- Stated exercise -
Copy each line below in which the string "слепок" occurs.

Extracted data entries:
— Begin —

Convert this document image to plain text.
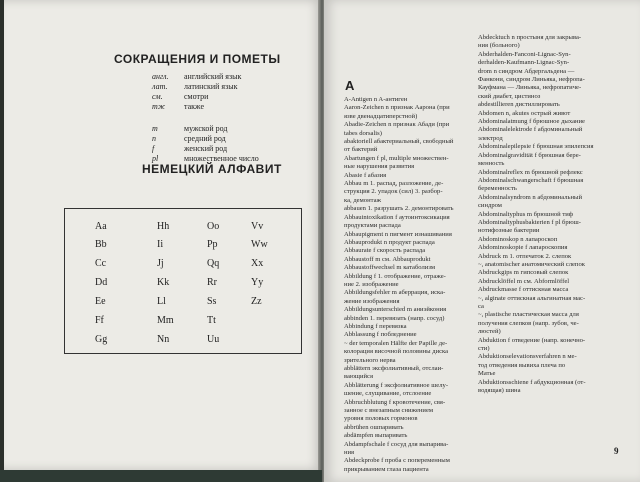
СОКРАЩЕНИЯ И ПОМЕТЫ
англ.	английский язык
лат.	латинский язык
см.	смотри
тж	также
m	мужской род
n	средний род
f	женский род
pl	множественное число
НЕМЕЦКИЙ АЛФАВИТ
Aa	Hh	Oo	Vv
Bb	Ii	Pp	Ww
Cc	Jj	Qq	Xx
Dd	Kk	Rr	Yy
Ee	Ll	Ss	Zz
Ff	Mm	Tt
Gg	Nn	Uu
A

A-Antigen n A-антиген

Aaron-Zeichen n признак Аарона (при

язве двенадцатиперстной)

Abadie-Zeichen n признак Абади (при

tabes dorsalis)

abaktoriell абактериальный, свободный

от бактерий

Abartungen f pl, multiple множествен-

ные нарушения развития

Abasie f абазия

Abbau m 1. распад, разложение, де-

струкция 2. упадок (сил) 3. разбор-

ка, демонтаж

abbauen 1. разрушать 2. демонтировать

Abbauintoxikation f аутоинтоксикация

продуктами распада

Abbaupigment n пигмент изнашивания

Abbauprodukt n продукт распада

Abbaurate f скорость распада

Abbaustoff m см. Abbauprodukt

Abbaustoffwechsel m катаболизм

Abbildung f 1. отображение, отраже-

ние 2. изображение

Abbildungsfehler m аберрация, иска-

жение изображения

Abbildungsunterschied m аниэйкония

abbinden 1. перевязать (напр. сосуд)

Abbindung f перевязка

Abblassung f побледнение

~ der temporalen Hälfte der Papille де-

колорация височной половины диска

зрительного нерва

abblättern эксфолиативный, отслаи-

вающийся

Abblätterung f эксфолиативное шелу-

шение, слущивание, отслоение

Abbruchblutung f кровотечение, свя-

занное с внезапным снижением

уровня половых гормонов

abbrühen ошпаривать

abdämpfen выпаривать

Abdampfschale f сосуд для выпарива-

ния

Abdeckprobe f проба с попеременным

прикрыванием глаза пациента

Abdecktuch n простыня для закрыва-

ния (больного)

Abderhalden-Fanconi-Lignac-Syn-

derhalden-Kaufmann-Lignac-Syn-

drom n синдром Абдергальдена —

Фанкони, синдром Линьяка, нефропа-

Кауфмана — Линьяка, нефропатиче-

ский диабет, цистиноз

abdestillieren дистиллировать

Abdomen n, akutes острый живот

Abdominalatmung f брюшное дыхание

Abdominalelektrode f абдоминальный

электрод

Abdominalepilepsie f брюшная эпилепсия

Abdominalgravidität f брюшная бере-

менность

Abdominalreflex m брюшной рефлекс

Abdominalschwangerschaft f брюшная

беременность

Abdominalsyndrom n абдоминальный

синдром

Abdominaltyphus m брюшной тиф

Abdominaltyphusbakterien f pl брюш-

нотифозные бактерии

Abdominoskop n лапароскоп

Abdominoskopie f лапароскопия

Abdruck m 1. отпечаток 2. слепок

~, anatomischer анатомический слепок

Abdruckgips m гипсовый слепок

Abdrucklöffel m см. Abformlöffel

Abdruckmasse f оттискная масса

~, alginate оттискная альгинатная мас-

са

~, plastische пластическая масса для

получения слепков (напр. зубов, че-

люстей)

Abduktion f отведение (напр. конечно-

сти)

Abduktionselevationsverfahren n ме-

тод отведения вывиха плеча по

Матье

Abduktionsschiene f абдукционная (от-

водящая) шина

9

— End —

- Answer for the task -
Abdruck m 1. отпечаток 2. слепок
~, anatomischer анатомический слепок
Abdruckgips m гипсовый слепок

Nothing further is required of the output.